§ PROBLEM TO SOLVE: Show all lines that include the string "Disk"; copy each one.

Collected data entries:
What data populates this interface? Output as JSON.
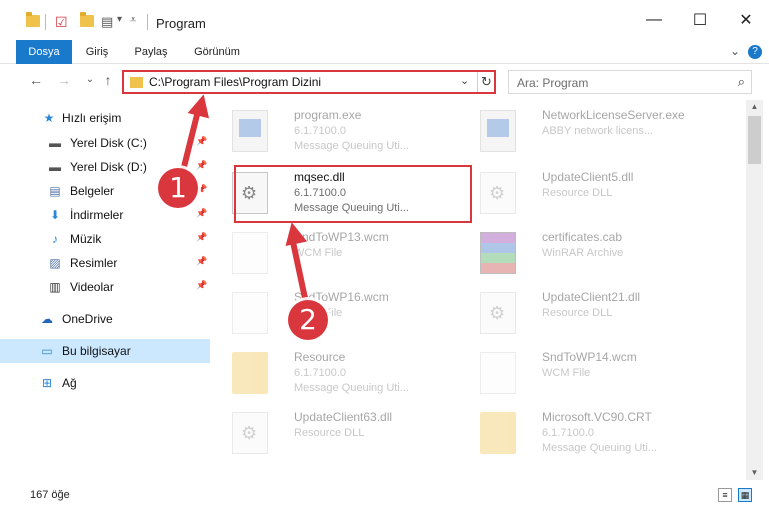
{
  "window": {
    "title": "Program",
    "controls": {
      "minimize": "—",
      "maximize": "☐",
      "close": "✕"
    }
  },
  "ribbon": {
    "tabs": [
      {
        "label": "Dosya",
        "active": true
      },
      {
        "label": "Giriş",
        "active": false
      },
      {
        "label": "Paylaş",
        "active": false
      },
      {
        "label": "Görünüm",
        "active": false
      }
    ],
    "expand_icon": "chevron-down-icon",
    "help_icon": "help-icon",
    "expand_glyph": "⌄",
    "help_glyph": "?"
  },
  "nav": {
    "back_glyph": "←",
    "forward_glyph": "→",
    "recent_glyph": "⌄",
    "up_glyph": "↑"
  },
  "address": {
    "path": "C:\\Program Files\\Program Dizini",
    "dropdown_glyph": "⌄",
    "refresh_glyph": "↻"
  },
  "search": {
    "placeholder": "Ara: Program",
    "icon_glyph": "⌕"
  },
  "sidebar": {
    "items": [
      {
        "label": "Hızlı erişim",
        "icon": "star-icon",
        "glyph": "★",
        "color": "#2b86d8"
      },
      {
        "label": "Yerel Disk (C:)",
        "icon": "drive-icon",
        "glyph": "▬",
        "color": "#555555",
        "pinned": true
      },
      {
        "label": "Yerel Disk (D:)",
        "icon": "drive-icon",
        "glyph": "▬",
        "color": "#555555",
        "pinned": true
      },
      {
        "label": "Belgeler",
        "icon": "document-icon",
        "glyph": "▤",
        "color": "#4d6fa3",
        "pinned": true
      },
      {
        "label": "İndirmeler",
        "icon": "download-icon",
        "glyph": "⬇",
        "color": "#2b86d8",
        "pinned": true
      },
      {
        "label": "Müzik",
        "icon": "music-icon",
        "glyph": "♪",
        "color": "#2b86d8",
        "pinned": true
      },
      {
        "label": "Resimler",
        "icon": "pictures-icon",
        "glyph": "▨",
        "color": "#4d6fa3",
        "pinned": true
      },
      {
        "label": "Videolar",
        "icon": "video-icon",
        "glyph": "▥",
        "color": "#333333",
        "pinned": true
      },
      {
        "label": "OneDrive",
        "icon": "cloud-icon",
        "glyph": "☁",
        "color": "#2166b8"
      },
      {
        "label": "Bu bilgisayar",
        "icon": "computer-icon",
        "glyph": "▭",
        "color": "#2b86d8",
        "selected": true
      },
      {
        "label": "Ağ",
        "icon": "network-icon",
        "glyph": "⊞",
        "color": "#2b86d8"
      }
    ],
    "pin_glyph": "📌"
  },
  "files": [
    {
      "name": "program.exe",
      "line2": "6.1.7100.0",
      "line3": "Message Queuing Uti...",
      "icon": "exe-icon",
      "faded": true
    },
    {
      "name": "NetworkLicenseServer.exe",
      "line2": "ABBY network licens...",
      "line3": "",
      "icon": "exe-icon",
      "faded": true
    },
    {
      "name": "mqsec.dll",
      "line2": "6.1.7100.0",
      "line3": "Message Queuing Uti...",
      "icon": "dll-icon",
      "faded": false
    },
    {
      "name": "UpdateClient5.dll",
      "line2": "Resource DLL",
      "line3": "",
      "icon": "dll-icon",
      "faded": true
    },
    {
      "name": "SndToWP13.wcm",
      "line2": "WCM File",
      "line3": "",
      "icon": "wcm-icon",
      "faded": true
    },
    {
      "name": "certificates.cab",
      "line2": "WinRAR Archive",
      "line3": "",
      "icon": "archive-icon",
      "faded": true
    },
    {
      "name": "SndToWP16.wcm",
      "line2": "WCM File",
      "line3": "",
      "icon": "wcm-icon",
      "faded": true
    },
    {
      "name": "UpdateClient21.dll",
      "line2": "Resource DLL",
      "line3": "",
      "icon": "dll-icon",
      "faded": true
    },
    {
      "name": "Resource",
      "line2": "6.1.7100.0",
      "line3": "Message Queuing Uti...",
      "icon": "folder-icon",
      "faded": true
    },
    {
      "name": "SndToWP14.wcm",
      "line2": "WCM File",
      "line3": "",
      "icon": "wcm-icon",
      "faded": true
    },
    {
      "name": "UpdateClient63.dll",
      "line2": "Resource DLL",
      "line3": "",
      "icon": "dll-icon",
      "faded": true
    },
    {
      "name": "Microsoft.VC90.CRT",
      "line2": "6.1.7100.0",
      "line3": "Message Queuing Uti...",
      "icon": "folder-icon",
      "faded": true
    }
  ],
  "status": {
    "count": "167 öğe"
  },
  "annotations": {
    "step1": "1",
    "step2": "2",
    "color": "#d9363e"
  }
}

§ OUTPUT FOR THIS EXERCISE:
        "label": "Yerel Disk (C:)",
        "label": "Yerel Disk (D:)",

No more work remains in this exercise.